• WHAT TO PRODUCE:
Copy the stretch of the data that begins with the line containing "order-item-row[interactable]: Mango 2120.0" and ends with the line containing "battery-charging-icon (846, 19, 912, 53)", keeping both of those lines and every line between them unchanged.
==================================================
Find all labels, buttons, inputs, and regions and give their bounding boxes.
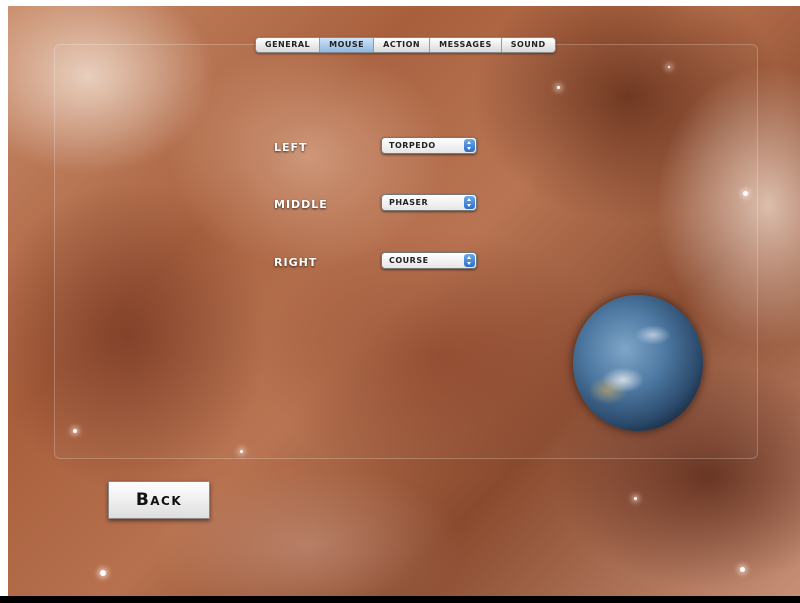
back-button[interactable]: Back xyxy=(108,481,210,519)
tab-general[interactable]: General xyxy=(256,38,321,52)
star xyxy=(100,570,106,576)
select-arrows-icon xyxy=(464,196,475,209)
middle-button-select[interactable]: Phaser xyxy=(381,194,477,211)
back-button-label: Back xyxy=(135,490,183,510)
left-button-value: Torpedo xyxy=(389,141,436,150)
right-button-select[interactable]: Course xyxy=(381,252,477,269)
star xyxy=(634,497,637,500)
top-border xyxy=(0,0,800,6)
tab-messages[interactable]: Messages xyxy=(430,38,502,52)
bottom-border xyxy=(0,596,800,603)
settings-tab-bar: General Mouse Action Messages Sound xyxy=(255,37,556,53)
left-border xyxy=(0,0,8,603)
select-arrows-icon xyxy=(464,254,475,267)
planet-earth xyxy=(573,295,703,431)
tab-mouse[interactable]: Mouse xyxy=(320,38,375,52)
select-arrows-icon xyxy=(464,139,475,152)
left-button-label: Left xyxy=(274,141,308,154)
tab-action[interactable]: Action xyxy=(374,38,431,52)
middle-button-label: Middle xyxy=(274,198,328,211)
middle-button-value: Phaser xyxy=(389,198,429,207)
tab-sound[interactable]: Sound xyxy=(502,38,555,52)
left-button-select[interactable]: Torpedo xyxy=(381,137,477,154)
right-button-value: Course xyxy=(389,256,429,265)
star xyxy=(740,567,745,572)
right-button-label: Right xyxy=(274,256,318,269)
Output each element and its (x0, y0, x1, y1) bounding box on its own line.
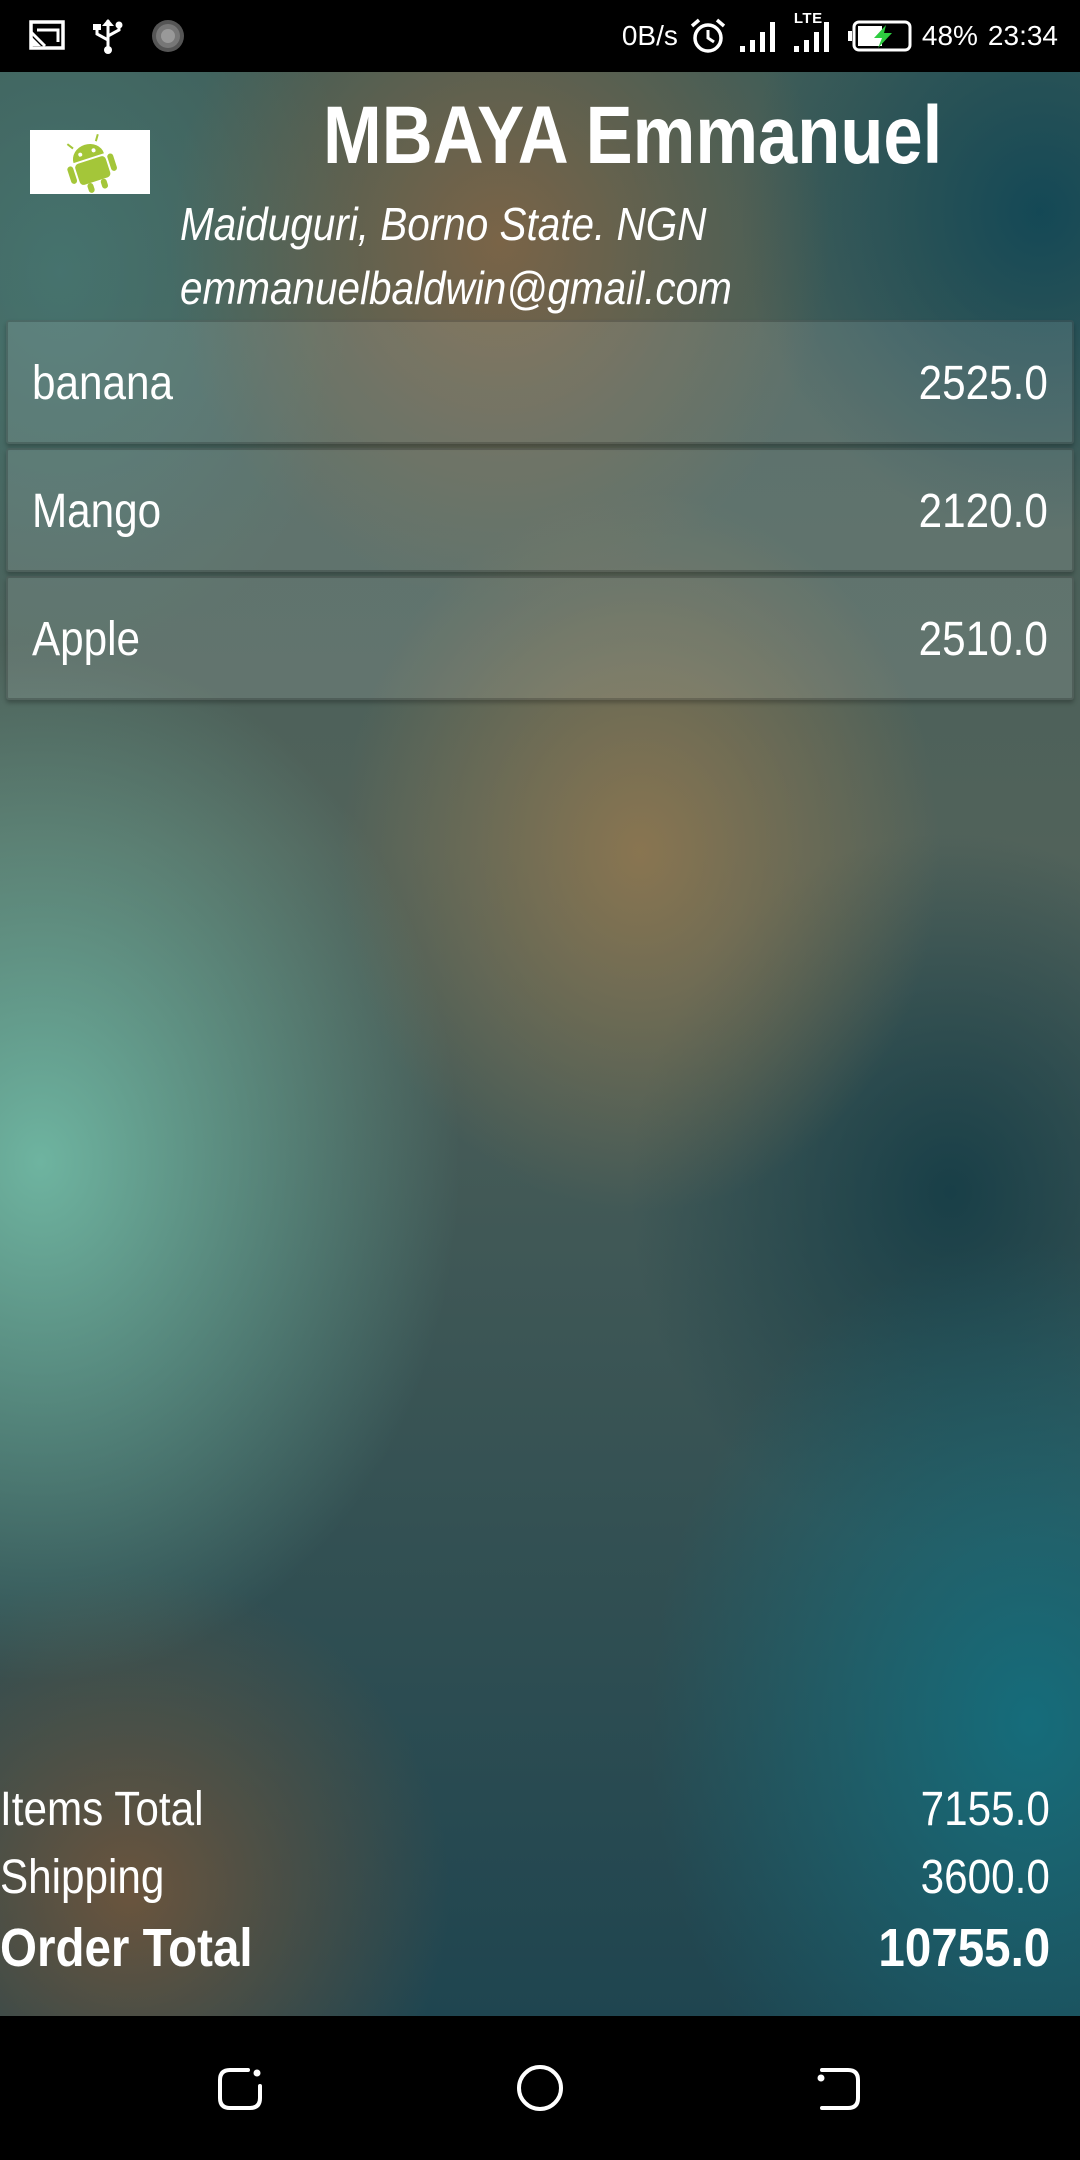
order-item-row[interactable]: Mango 2120.0 (6, 448, 1074, 572)
usb-icon (88, 16, 128, 56)
recents-icon[interactable] (808, 2056, 872, 2120)
android-robot-icon (30, 130, 150, 194)
status-bar: 0B/s LTE 48% 23:34 (0, 0, 1080, 72)
order-item-list: banana 2525.0 Mango 2120.0 Apple 2510.0 (6, 320, 1074, 704)
order-total-label: Order Total (0, 1918, 253, 1978)
order-summary-screen: MBAYA Emmanuel Maiduguri, Borno State. N… (0, 72, 1080, 2016)
battery-charging-icon (846, 19, 912, 53)
shipping-value: 3600.0 (920, 1851, 1050, 1904)
customer-email: emmanuelbaldwin@gmail.com (180, 262, 732, 314)
alarm-icon (688, 16, 728, 56)
items-total-line: Items Total 7155.0 (0, 1778, 1050, 1842)
item-name: banana (32, 357, 173, 410)
item-price: 2525.0 (918, 357, 1048, 410)
item-name: Apple (32, 613, 141, 666)
home-icon[interactable] (508, 2056, 572, 2120)
sync-icon (148, 16, 188, 56)
item-price: 2510.0 (918, 613, 1048, 666)
back-icon[interactable] (208, 2056, 272, 2120)
signal-icon (738, 16, 782, 56)
order-total-line: Order Total 10755.0 (0, 1916, 1050, 1980)
items-total-label: Items Total (0, 1783, 204, 1836)
order-item-row[interactable]: banana 2525.0 (6, 320, 1074, 444)
navigation-bar (0, 2016, 1080, 2160)
phone-screen: 0B/s LTE 48% 23:34 MBAYA Emmanuel Maidug… (0, 0, 1080, 2160)
shipping-line: Shipping 3600.0 (0, 1846, 1050, 1910)
status-right: 0B/s LTE 48% 23:34 (622, 0, 1058, 72)
network-speed: 0B/s (621, 20, 678, 51)
signal-lte-icon: LTE (792, 10, 836, 56)
lte-label: LTE (793, 10, 823, 27)
clock: 23:34 (987, 20, 1058, 51)
order-item-row[interactable]: Apple 2510.0 (6, 576, 1074, 700)
customer-location: Maiduguri, Borno State. NGN (180, 198, 707, 250)
item-price: 2120.0 (918, 485, 1048, 538)
order-total-value: 10755.0 (878, 1918, 1050, 1978)
cast-icon (28, 16, 68, 56)
item-name: Mango (32, 485, 162, 538)
battery-percent: 48% (921, 20, 978, 51)
customer-name: MBAYA Emmanuel (323, 90, 943, 181)
shipping-label: Shipping (0, 1851, 165, 1904)
items-total-value: 7155.0 (920, 1783, 1050, 1836)
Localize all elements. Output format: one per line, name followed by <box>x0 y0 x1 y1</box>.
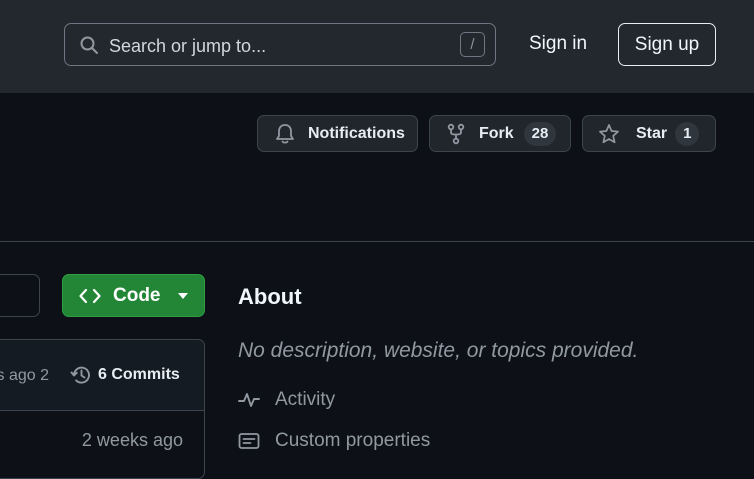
file-list-panel: 2 weeks ago 6 Commits 2 weeks ago <box>0 339 205 479</box>
notifications-button[interactable]: Notifications <box>257 115 418 152</box>
fork-label: Fork <box>479 124 514 142</box>
activity-link[interactable]: Activity <box>238 389 335 411</box>
custom-properties-link[interactable]: Custom properties <box>238 430 430 452</box>
star-icon <box>599 123 619 143</box>
history-icon <box>70 366 90 384</box>
note-icon <box>238 433 260 449</box>
latest-commit-bar: 2 weeks ago 6 Commits <box>0 340 204 411</box>
search-input[interactable]: Search or jump to... / <box>64 23 496 66</box>
notifications-label: Notifications <box>308 124 405 142</box>
about-heading: About <box>238 284 302 309</box>
commits-count-label: 6 Commits <box>98 366 180 383</box>
code-button-label: Code <box>113 284 161 306</box>
about-description: No description, website, or topics provi… <box>238 339 639 362</box>
section-divider <box>0 241 754 242</box>
fork-icon <box>447 123 465 144</box>
sign-in-link[interactable]: Sign in <box>529 33 587 55</box>
branch-select-button[interactable] <box>0 274 40 317</box>
search-placeholder: Search or jump to... <box>109 36 267 56</box>
fork-count-badge: 28 <box>523 121 557 146</box>
sign-up-button[interactable]: Sign up <box>618 23 716 66</box>
custom-properties-label: Custom properties <box>275 430 431 451</box>
file-row-time: 2 weeks ago <box>81 430 183 450</box>
commits-link[interactable]: 6 Commits <box>70 364 180 386</box>
search-icon <box>80 36 98 54</box>
star-label: Star <box>636 124 668 142</box>
star-count-badge: 1 <box>675 121 700 146</box>
latest-commit-time: 2 weeks ago <box>0 367 49 384</box>
activity-label: Activity <box>275 389 336 410</box>
top-header: Search or jump to... / Sign in Sign up <box>0 0 754 93</box>
search-shortcut-key: / <box>460 32 485 57</box>
star-button[interactable]: Star 1 <box>582 115 716 152</box>
bell-icon <box>276 123 294 144</box>
code-button[interactable]: Code <box>62 274 205 317</box>
code-brackets-icon <box>79 288 101 303</box>
pulse-icon <box>238 393 260 407</box>
fork-button[interactable]: Fork 28 <box>429 115 571 152</box>
chevron-down-icon <box>177 292 188 299</box>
==================================================
• PROBLEM SOLUTION:
order-item-row[interactable]: Mango 2120.0 (6, 448, 1074, 572)
usb-icon (88, 16, 128, 56)
recents-icon[interactable] (808, 2056, 872, 2120)
android-robot-icon (30, 130, 150, 194)
status-bar: 0B/s LTE 48% 23:34 (0, 0, 1080, 72)
order-item-list: banana 2525.0 Mango 2120.0 Apple 2510.0 (6, 320, 1074, 704)
order-total-label: Order Total (0, 1918, 253, 1978)
order-summary-screen: MBAYA Emmanuel Maiduguri, Borno State. N… (0, 72, 1080, 2016)
battery-charging-icon (846, 19, 912, 53)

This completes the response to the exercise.